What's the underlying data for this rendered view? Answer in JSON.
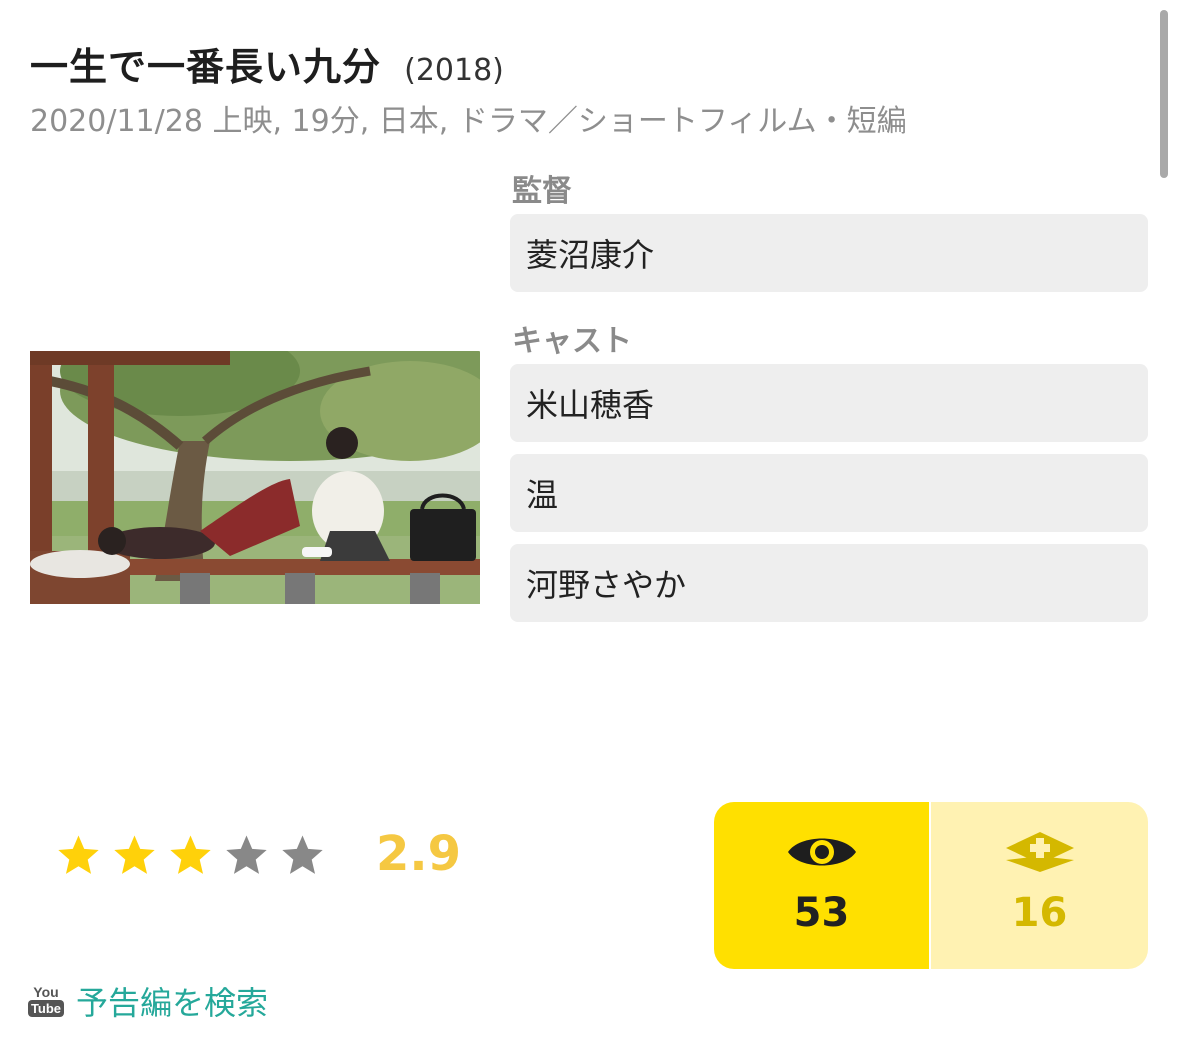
{
  "movie": {
    "title": "一生で一番長い九分",
    "year": "(2018)",
    "meta": "2020/11/28 上映, 19分, 日本, ドラマ／ショートフィルム・短編"
  },
  "credits": {
    "director_label": "監督",
    "director": "菱沼康介",
    "cast_label": "キャスト",
    "cast": [
      " 米山穂香",
      "温",
      "河野さやか"
    ]
  },
  "rating": {
    "score": "2.9",
    "value": 2.9,
    "max": 5,
    "filled_color": "#ffd10a",
    "empty_color": "#888888"
  },
  "counters": {
    "seen_icon": "eye-icon",
    "seen_count": "53",
    "clip_icon": "clip-add-icon",
    "clip_count": "16"
  },
  "trailer": {
    "icon": "youtube-icon",
    "icon_top": "You",
    "icon_bottom": "Tube",
    "label": "予告編を検索"
  },
  "colors": {
    "accent_yellow": "#ffe000",
    "accent_yellow_light": "#fff2b2",
    "link_teal": "#25a89a"
  }
}
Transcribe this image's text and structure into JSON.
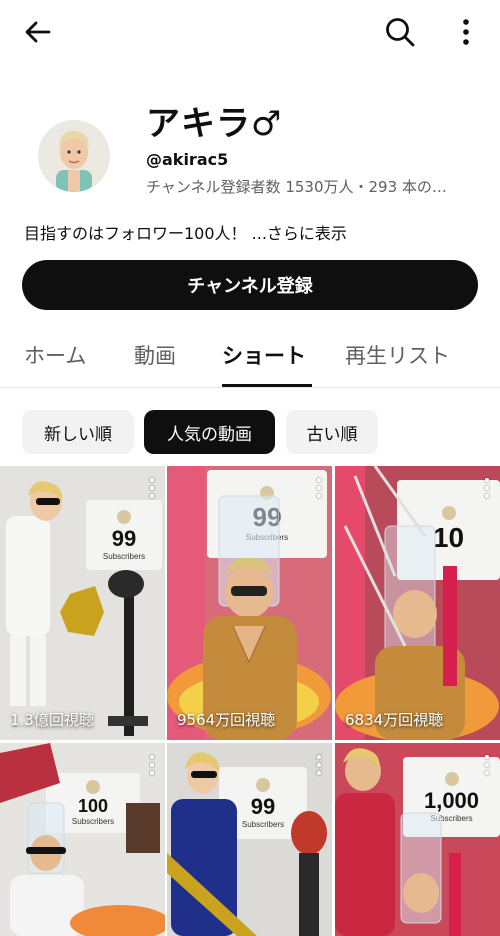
------------
To be done →
From the listing above, copy every line that holds the string "this".

Written reply →
What's the underlying data for this rendered view? Answer in JSON.
Transcribe this image's text and structure into JSON.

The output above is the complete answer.